== DESCRIPTION OF THE TASK ==
Find the string "this" in the data, then copy every line where it is found.

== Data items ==
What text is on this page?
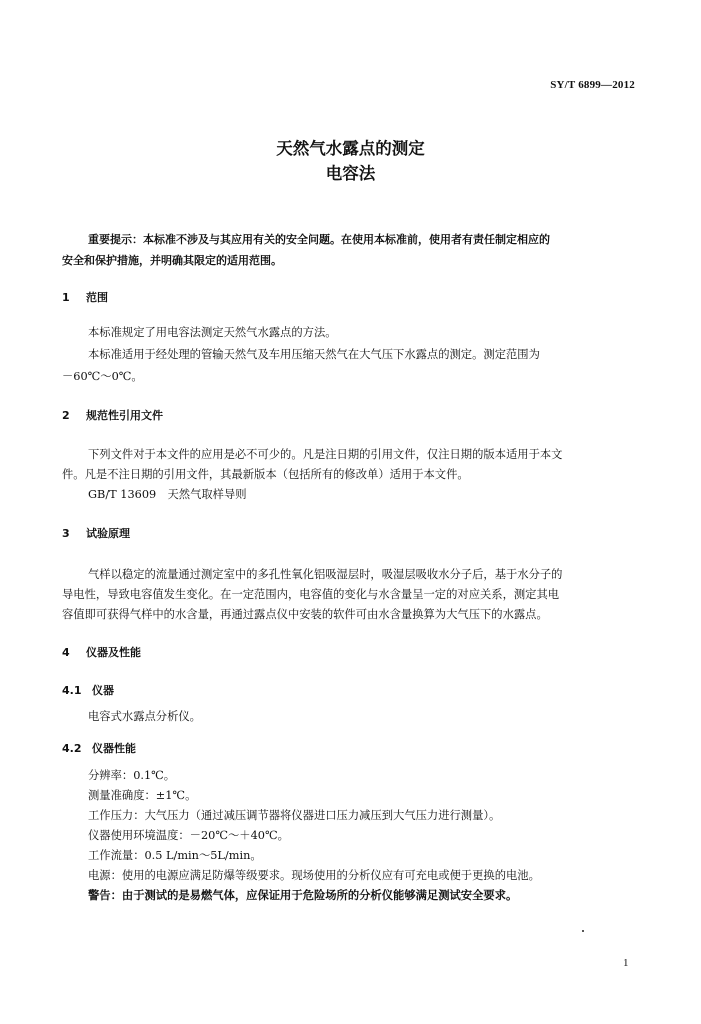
SY/T 6899—2012
天然气水露点的测定
电容法
重要提示：本标准不涉及与其应用有关的安全问题。在使用本标准前，使用者有责任制定相应的
安全和保护措施，并明确其限定的适用范围。
1 范围
本标准规定了用电容法测定天然气水露点的方法。
本标准适用于经处理的管输天然气及车用压缩天然气在大气压下水露点的测定。测定范围为
－60℃～0℃。
2 规范性引用文件
下列文件对于本文件的应用是必不可少的。凡是注日期的引用文件，仅注日期的版本适用于本文
件。凡是不注日期的引用文件，其最新版本（包括所有的修改单）适用于本文件。
GB/T 13609　天然气取样导则
3 试验原理
气样以稳定的流量通过测定室中的多孔性氧化铝吸湿层时，吸湿层吸收水分子后，基于水分子的
导电性，导致电容值发生变化。在一定范围内，电容值的变化与水含量呈一定的对应关系，测定其电
容值即可获得气样中的水含量，再通过露点仪中安装的软件可由水含量换算为大气压下的水露点。
4 仪器及性能
4.1 仪器
电容式水露点分析仪。
4.2 仪器性能
分辨率：0.1℃。
测量准确度：±1℃。
工作压力：大气压力（通过减压调节器将仪器进口压力减压到大气压力进行测量）。
仪器使用环境温度：－20℃～＋40℃。
工作流量：0.5 L/min～5L/min。
电源：使用的电源应满足防爆等级要求。现场使用的分析仪应有可充电或便于更换的电池。
警告：由于测试的是易燃气体，应保证用于危险场所的分析仪能够满足测试安全要求。
1
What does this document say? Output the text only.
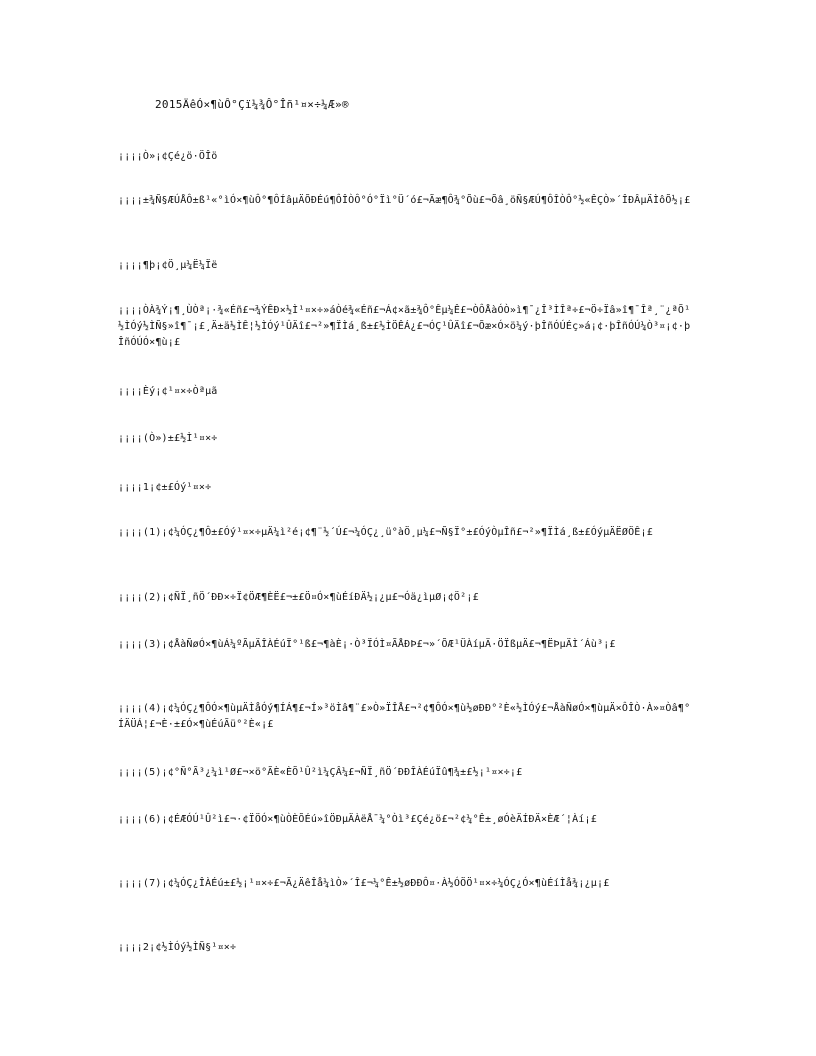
2015ÄêÓ×¶ùÔ°Çï¼¾Ô°Îñ¹¤×÷¼Æ»®
¡¡¡¡Ò»¡¢Çé¿ö·ÖÎö
¡¡¡¡±¾Ñ§ÆÚÅÔ±ß¹«°ìÓ×¶ùÔ°¶ÔÍâµÄÕÐÉú¶ÔÎÒÔ°Ó°Ïì°Ü´ó£¬Ãæ¶Ô¾°Õù£¬Õâ¸öÑ§ÆÚ¶ÔÎÒÔ°½«ÊÇÒ»´ÎÐÂµÄÌôÕ½¡£
¡¡¡¡¶þ¡¢Ö¸µ¼Ë¼Ïë
¡¡¡¡ÒÀ¾Ý¡¶¸ÙÒª¡·¾«Éñ£¬¾ÝÊÐ×½Ì¹¤×÷»áÒé¾«Éñ£¬Á¢×ã±¾Ô°Êµ¼Ê£¬ÒÔÅàÓÒ»ì¶¯¿Î³ÌÎª÷£¬Ö÷Ïâ»î¶¯Îª¸¨¿ªÕ¹½ÌÓý½ÌÑ§»î¶¯¡£¸Ä±ä½ÌÊ¦½ÌÓý¹ÛÄî£¬²»¶ÏÌá¸ß±£½ÌÖÊÁ¿£¬ÓÇ¹ÛÄî£¬Õæ×Ó×ö¼ý·þÎñÓÚÉç»á¡¢·þÎñÓÚ¼Ò³¤¡¢·þÎñÓÚÓ×¶ù¡£
¡¡¡¡Èý¡¢¹¤×÷Òªµã
¡¡¡¡(Ò»)±£½Ì¹¤×÷
¡¡¡¡1¡¢±£Óý¹¤×÷
¡¡¡¡(1)¡¢¼ÓÇ¿¶Ô±£Óý¹¤×÷µÄ¼ì²é¡¢¶¨½´Ú£¬¼ÓÇ¿¸ü°àÖ¸µ¼£¬Ñ§Ï°±£ÓýÒµÎñ£¬²»¶ÏÌá¸ß±£ÓýµÄËØÖÊ¡£
¡¡¡¡(2)¡¢ÑÏ¸ñÖ´ÐÐ×÷Ï¢ÖÆ¶ÈË£¬±£Ö¤Ó×¶ùÉíÐÄ½¡¿µ£¬Óä¿ìµØ¡¢Ö²¡£
¡¡¡¡(3)¡¢ÅàÑøÓ×¶ùÁ¼ºÃµÄÎÀÉúÏ°¹ß£¬¶àÈ¡·Ò³ÏÓÌ¤ÃÅÐÞ£¬»´ÕÆ¹ÜÀíµÄ·ÖÏßµÄ£¬¶ËÞµÄÌ´Áù³¡£
¡¡¡¡(4)¡¢¼ÓÇ¿¶ÔÓ×¶ùµÄÌåÓý¶ÍÁ¶£¬Í»³öÌâ¶¨£»Ò»ÏÎÅ£¬²¢¶ÔÓ×¶ù½øÐÐ°²È«½ÌÓý£¬ÅàÑøÓ×¶ùµÄ×ÔÎÒ·À»¤Òâ¶°ÍÄÜÁ¦£¬È·±£Ó×¶ùÉúÃü°²È«¡£
¡¡¡¡(5)¡¢°Ñ°Ã³¿¼ì¹Ø£¬×ö°ÃÈ«ÈÕ¹Û²ì¼ÇÂ¼£¬ÑÏ¸ñÖ´ÐÐÎÀÉúÏû¶¾±£½¡¹¤×÷¡£
¡¡¡¡(6)¡¢ÉÆÓÚ¹Û²ì£¬·¢ÏÖÓ×¶ùÒÈÕÉú»îÖÐµÄÀëÅ¯¼°Òì³£Çé¿ö£¬²¢¼°Ê±¸øÓèÄÍÐÄ×ÈÆ´¦Àí¡£
¡¡¡¡(7)¡¢¼ÓÇ¿ÎÀÉú±£½¡¹¤×÷£¬Ã¿ÄêÎå¼ìÒ»´Î£¬¼°Ê±½øÐÐÔ¤·À½ÓÖÖ¹¤×÷¼ÓÇ¿Ó×¶ùÉíÌå¾¡¿µ¡£
¡¡¡¡2¡¢½ÌÓý½ÌÑ§¹¤×÷
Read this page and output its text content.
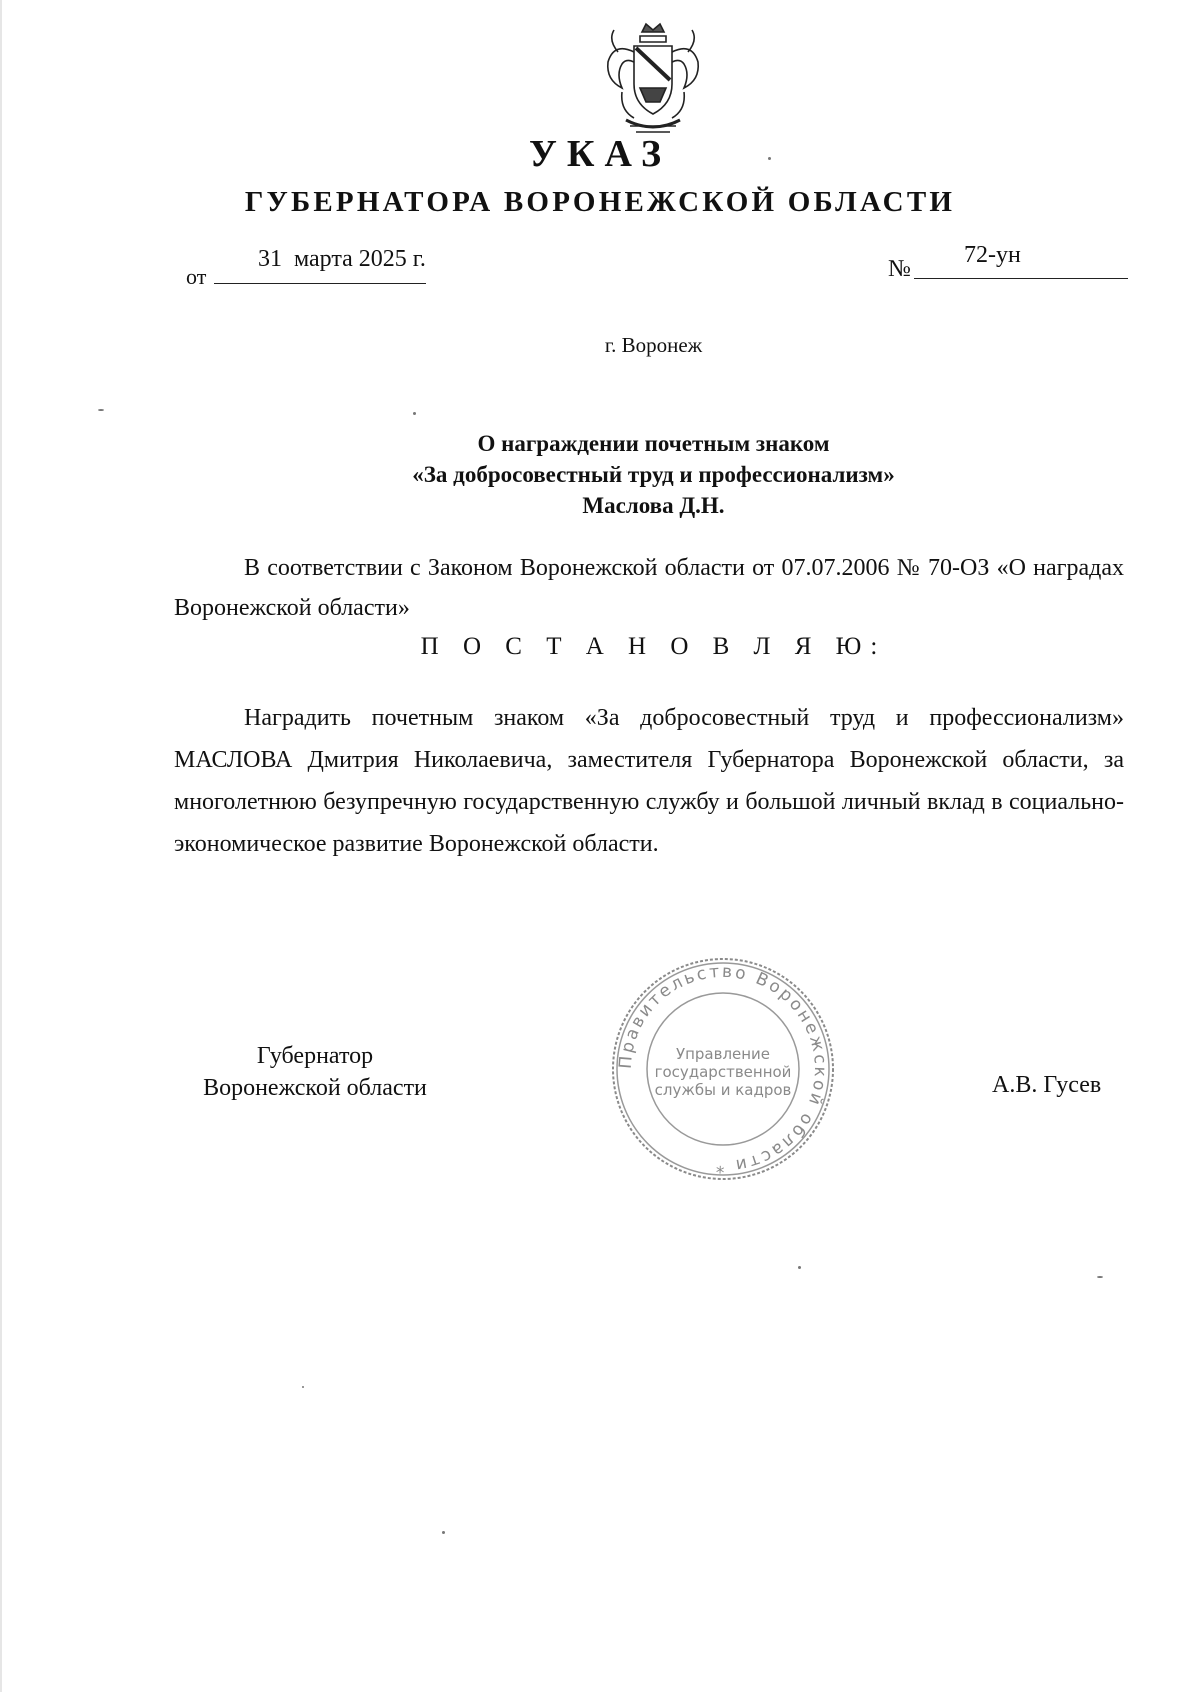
УКАЗ
ГУБЕРНАТОРА ВОРОНЕЖСКОЙ ОБЛАСТИ
от
31  марта 2025 г.	№
72-ун
г. Воронеж
О награждении почетным знаком
«За добросовестный труд и профессионализм»
Маслова Д.Н.
В соответствии с Законом Воронежской области от 07.07.2006 № 70-ОЗ «О наградах Воронежской области»
П О С Т А Н О В Л Я Ю:
Наградить почетным знаком «За добросовестный труд и профессионализм» МАСЛОВА Дмитрия Николаевича, заместителя Губернатора Воронежской области, за многолетнюю безупречную государственную службу и большой личный вклад в социально-экономическое развитие Воронежской области.
Губернатор
Воронежской области	А.В. Гусев
Правительство Воронежской области *
Управление
государственной
службы и кадров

== EXPECTED ANSWER ==
What text is on this page?
What does this document say? Output the text only.
Read this page and output its text content.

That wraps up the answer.